- _Exercise_: Return all entries precisely as they stand, without the images.

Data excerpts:
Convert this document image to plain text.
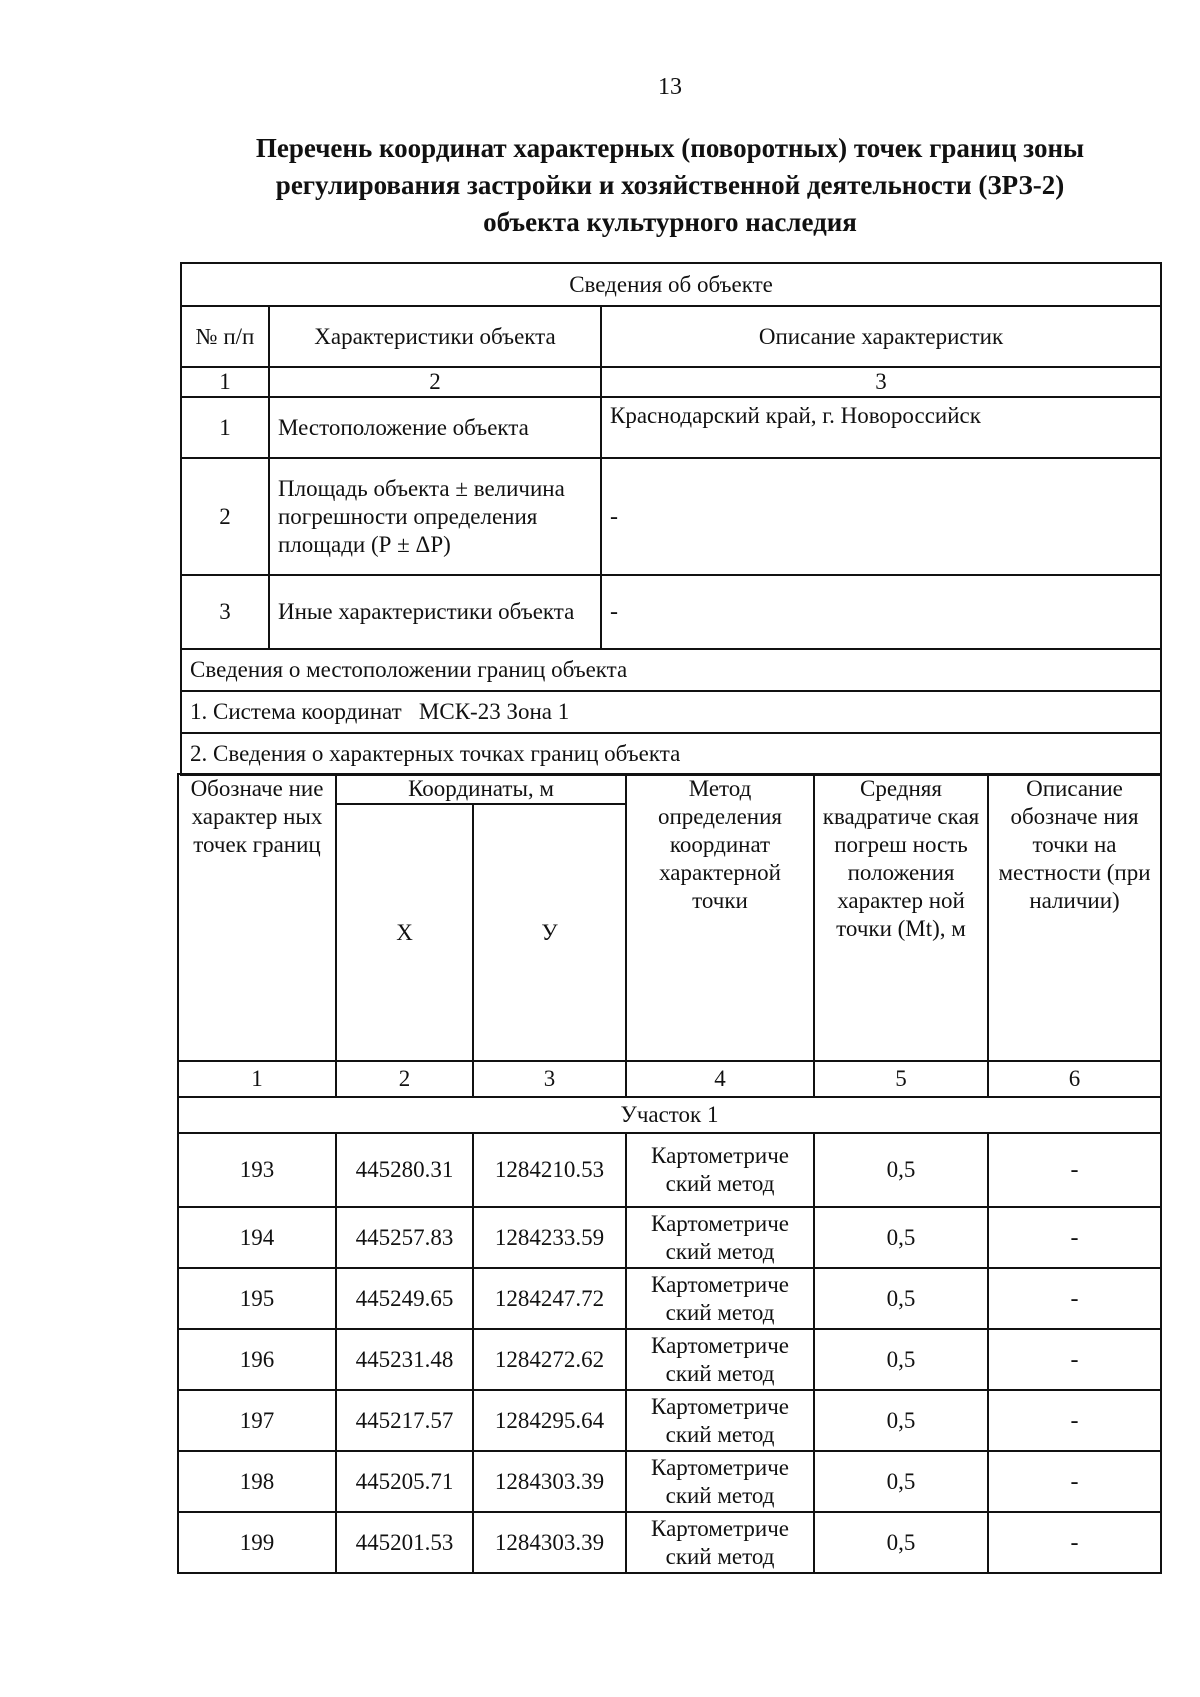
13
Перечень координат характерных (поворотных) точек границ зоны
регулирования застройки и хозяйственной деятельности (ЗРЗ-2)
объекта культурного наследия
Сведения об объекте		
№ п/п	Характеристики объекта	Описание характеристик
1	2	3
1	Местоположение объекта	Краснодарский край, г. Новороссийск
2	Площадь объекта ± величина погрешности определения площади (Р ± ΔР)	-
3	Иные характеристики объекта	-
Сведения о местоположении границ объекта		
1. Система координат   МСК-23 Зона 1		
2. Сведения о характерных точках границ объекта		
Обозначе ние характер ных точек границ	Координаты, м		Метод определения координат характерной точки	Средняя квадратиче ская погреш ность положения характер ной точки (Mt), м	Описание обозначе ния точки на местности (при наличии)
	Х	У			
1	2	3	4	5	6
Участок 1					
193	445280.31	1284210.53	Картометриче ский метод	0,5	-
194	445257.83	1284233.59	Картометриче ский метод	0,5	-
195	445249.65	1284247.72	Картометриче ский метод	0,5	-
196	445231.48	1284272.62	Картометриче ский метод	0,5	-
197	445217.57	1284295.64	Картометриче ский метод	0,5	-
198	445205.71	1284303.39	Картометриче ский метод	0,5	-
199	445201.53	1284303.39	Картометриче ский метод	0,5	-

- _Solved problem_:
Convert this document image to plain text.
13
Перечень координат характерных (поворотных) точек границ зоны
регулирования застройки и хозяйственной деятельности (ЗРЗ-2)
объекта культурного наследия
Сведения об объекте		
№ п/п	Характеристики объекта	Описание характеристик
1	2	3
1	Местоположение объекта	Краснодарский край, г. Новороссийск
2	Площадь объекта ± величина погрешности определения площади (Р ± ΔР)	-
3	Иные характеристики объекта	-
Сведения о местоположении границ объекта		
1. Система координат   МСК-23 Зона 1		
2. Сведения о характерных точках границ объекта		
Обозначе ние характер ных точек границ	Координаты, м		Метод определения координат характерной точки	Средняя квадратиче ская погреш ность положения характер ной точки (Mt), м	Описание обозначе ния точки на местности (при наличии)
	Х	У			
1	2	3	4	5	6
Участок 1					
193	445280.31	1284210.53	Картометриче ский метод	0,5	-
194	445257.83	1284233.59	Картометриче ский метод	0,5	-
195	445249.65	1284247.72	Картометриче ский метод	0,5	-
196	445231.48	1284272.62	Картометриче ский метод	0,5	-
197	445217.57	1284295.64	Картометриче ский метод	0,5	-
198	445205.71	1284303.39	Картометриче ский метод	0,5	-
199	445201.53	1284303.39	Картометриче ский метод	0,5	-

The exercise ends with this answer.